== DO THIS ==
State the number of lines with the string "document" in them, and nothing else.

[Saved data entries]
----

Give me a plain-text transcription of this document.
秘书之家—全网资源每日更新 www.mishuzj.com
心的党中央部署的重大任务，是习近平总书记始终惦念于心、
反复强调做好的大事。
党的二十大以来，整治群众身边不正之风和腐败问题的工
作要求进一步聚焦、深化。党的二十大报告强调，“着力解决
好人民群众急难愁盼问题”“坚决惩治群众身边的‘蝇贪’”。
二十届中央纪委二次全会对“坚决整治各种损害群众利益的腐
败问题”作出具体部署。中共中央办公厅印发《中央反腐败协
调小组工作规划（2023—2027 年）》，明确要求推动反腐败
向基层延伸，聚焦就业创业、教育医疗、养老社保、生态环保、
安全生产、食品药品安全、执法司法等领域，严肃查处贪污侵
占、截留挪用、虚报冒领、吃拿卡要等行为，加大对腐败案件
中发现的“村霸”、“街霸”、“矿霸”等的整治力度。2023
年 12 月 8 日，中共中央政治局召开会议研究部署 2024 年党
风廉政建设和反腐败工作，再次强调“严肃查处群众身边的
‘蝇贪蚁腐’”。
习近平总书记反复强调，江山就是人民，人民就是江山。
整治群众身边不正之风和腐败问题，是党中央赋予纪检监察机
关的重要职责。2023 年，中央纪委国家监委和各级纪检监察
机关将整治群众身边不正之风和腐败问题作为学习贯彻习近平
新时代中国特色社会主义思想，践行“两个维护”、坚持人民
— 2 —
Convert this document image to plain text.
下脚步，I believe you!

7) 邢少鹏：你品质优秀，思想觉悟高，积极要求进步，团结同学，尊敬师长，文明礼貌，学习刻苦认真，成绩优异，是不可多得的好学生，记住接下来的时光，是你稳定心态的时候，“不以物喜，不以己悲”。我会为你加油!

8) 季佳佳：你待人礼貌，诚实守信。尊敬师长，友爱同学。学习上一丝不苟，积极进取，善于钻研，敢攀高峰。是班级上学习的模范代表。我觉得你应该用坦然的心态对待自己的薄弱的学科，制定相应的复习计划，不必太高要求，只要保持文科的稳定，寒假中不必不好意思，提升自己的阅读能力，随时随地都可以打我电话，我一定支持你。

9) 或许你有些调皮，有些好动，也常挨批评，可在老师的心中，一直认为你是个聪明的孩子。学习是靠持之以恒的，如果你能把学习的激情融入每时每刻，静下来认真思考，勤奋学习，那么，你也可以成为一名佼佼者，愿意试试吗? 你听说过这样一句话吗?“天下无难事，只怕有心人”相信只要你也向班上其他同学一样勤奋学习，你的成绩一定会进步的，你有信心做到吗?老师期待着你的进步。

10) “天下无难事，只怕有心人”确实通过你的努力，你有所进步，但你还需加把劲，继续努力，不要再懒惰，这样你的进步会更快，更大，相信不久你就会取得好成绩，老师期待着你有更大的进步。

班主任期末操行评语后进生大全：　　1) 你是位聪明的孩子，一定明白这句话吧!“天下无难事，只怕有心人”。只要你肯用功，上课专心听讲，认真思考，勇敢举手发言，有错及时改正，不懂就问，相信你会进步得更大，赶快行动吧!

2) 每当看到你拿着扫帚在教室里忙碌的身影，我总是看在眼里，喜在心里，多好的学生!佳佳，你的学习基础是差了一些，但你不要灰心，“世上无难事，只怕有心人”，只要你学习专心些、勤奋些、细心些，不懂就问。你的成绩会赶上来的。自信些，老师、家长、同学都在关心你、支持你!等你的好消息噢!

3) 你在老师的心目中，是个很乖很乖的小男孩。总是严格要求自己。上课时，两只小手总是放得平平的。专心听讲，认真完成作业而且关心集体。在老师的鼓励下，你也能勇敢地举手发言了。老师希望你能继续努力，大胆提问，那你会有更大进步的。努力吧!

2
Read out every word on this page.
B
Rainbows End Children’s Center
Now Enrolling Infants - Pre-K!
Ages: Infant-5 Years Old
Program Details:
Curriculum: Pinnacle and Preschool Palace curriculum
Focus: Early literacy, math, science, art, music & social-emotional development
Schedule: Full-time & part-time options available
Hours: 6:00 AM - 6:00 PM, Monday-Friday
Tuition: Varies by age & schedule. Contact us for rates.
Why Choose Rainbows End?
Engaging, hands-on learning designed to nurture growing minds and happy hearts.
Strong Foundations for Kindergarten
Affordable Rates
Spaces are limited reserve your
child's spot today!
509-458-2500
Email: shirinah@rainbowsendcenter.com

----

== PROBLEM SOLUTION ==
2